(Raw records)

++++

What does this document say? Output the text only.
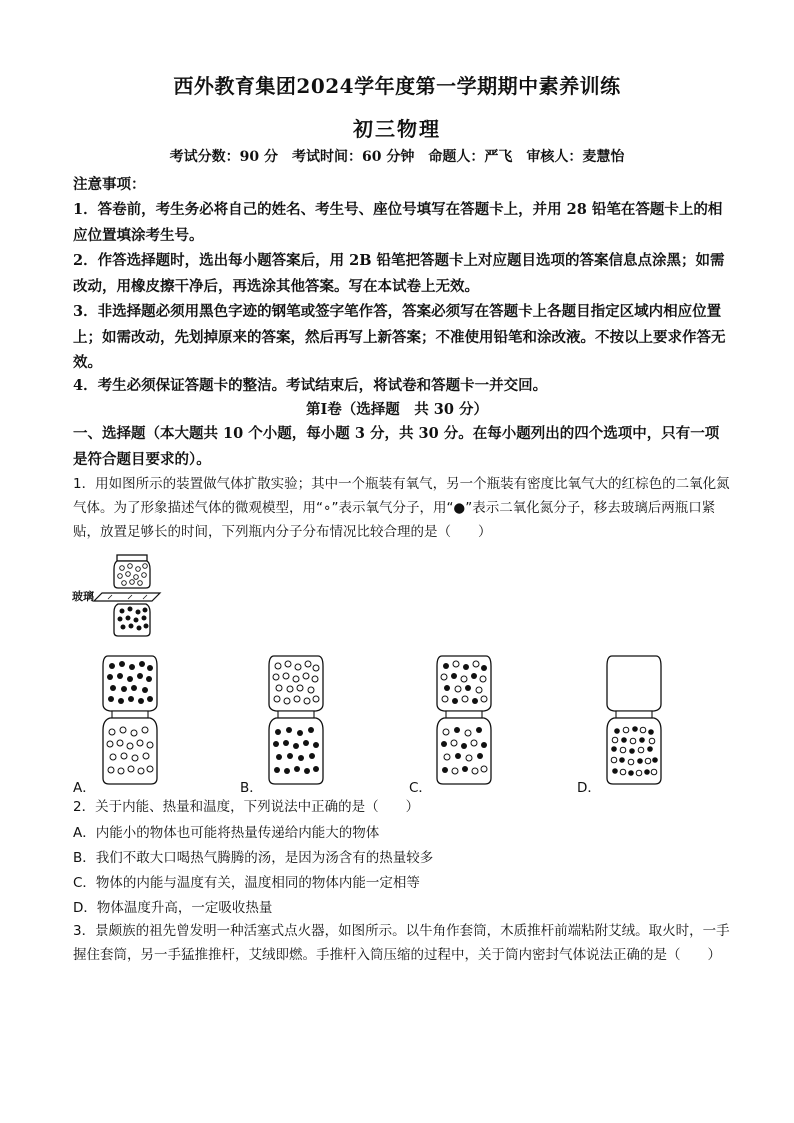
西外教育集团2024学年度第一学期期中素养训练
初三物理
考试分数：90 分　考试时间：60 分钟　命题人：严飞　审核人：麦慧怡
注意事项：
1．答卷前，考生务必将自己的姓名、考生号、座位号填写在答题卡上，并用 28 铅笔在答题卡上的相应位置填涂考生号。
2．作答选择题时，选出每小题答案后，用 2B 铅笔把答题卡上对应题目选项的答案信息点涂黑；如需改动，用橡皮擦干净后，再选涂其他答案。写在本试卷上无效。
3．非选择题必须用黑色字迹的钢笔或签字笔作答，答案必须写在答题卡上各题目指定区域内相应位置上；如需改动，先划掉原来的答案，然后再写上新答案；不准使用铅笔和涂改液。不按以上要求作答无效。
4．考生必须保证答题卡的整洁。考试结束后，将试卷和答题卡一并交回。
第Ⅰ卷（选择题　共 30 分）
一、选择题（本大题共 10 个小题，每小题 3 分，共 30 分。在每小题列出的四个选项中，只有一项是符合题目要求的）。
1．用如图所示的装置做气体扩散实验；其中一个瓶装有氧气，另一个瓶装有密度比氧气大的红棕色的二氧化氮气体。为了形象描述气体的微观模型，用“∘”表示氧气分子，用“●”表示二氧化氮分子，移去玻璃后两瓶口紧贴，放置足够长的时间，下列瓶内分子分布情况比较合理的是（　　）
玻璃
A．	B．	C．	D．
2．关于内能、热量和温度，下列说法中正确的是（　　）
A．内能小的物体也可能将热量传递给内能大的物体
B．我们不敢大口喝热气腾腾的汤，是因为汤含有的热量较多
C．物体的内能与温度有关，温度相同的物体内能一定相等
D．物体温度升高，一定吸收热量
3．景颇族的祖先曾发明一种活塞式点火器，如图所示。以牛角作套筒，木质推杆前端粘附艾绒。取火时，一手握住套筒，另一手猛推推杆，艾绒即燃。手推杆入筒压缩的过程中，关于筒内密封气体说法正确的是（　　）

++++

Exactly reproduce each record, leaving out any pictures.

Answer in full —
What does this document say? Output the text only.
西外教育集团2024学年度第一学期期中素养训练
初三物理
考试分数：90 分　考试时间：60 分钟　命题人：严飞　审核人：麦慧怡
注意事项：
1．答卷前，考生务必将自己的姓名、考生号、座位号填写在答题卡上，并用 28 铅笔在答题卡上的相应位置填涂考生号。
2．作答选择题时，选出每小题答案后，用 2B 铅笔把答题卡上对应题目选项的答案信息点涂黑；如需改动，用橡皮擦干净后，再选涂其他答案。写在本试卷上无效。
3．非选择题必须用黑色字迹的钢笔或签字笔作答，答案必须写在答题卡上各题目指定区域内相应位置上；如需改动，先划掉原来的答案，然后再写上新答案；不准使用铅笔和涂改液。不按以上要求作答无效。
4．考生必须保证答题卡的整洁。考试结束后，将试卷和答题卡一并交回。
第Ⅰ卷（选择题　共 30 分）
一、选择题（本大题共 10 个小题，每小题 3 分，共 30 分。在每小题列出的四个选项中，只有一项是符合题目要求的）。
1．用如图所示的装置做气体扩散实验；其中一个瓶装有氧气，另一个瓶装有密度比氧气大的红棕色的二氧化氮气体。为了形象描述气体的微观模型，用“∘”表示氧气分子，用“●”表示二氧化氮分子，移去玻璃后两瓶口紧贴，放置足够长的时间，下列瓶内分子分布情况比较合理的是（　　）
玻璃
A．	B．	C．	D．
2．关于内能、热量和温度，下列说法中正确的是（　　）
A．内能小的物体也可能将热量传递给内能大的物体
B．我们不敢大口喝热气腾腾的汤，是因为汤含有的热量较多
C．物体的内能与温度有关，温度相同的物体内能一定相等
D．物体温度升高，一定吸收热量
3．景颇族的祖先曾发明一种活塞式点火器，如图所示。以牛角作套筒，木质推杆前端粘附艾绒。取火时，一手握住套筒，另一手猛推推杆，艾绒即燃。手推杆入筒压缩的过程中，关于筒内密封气体说法正确的是（　　）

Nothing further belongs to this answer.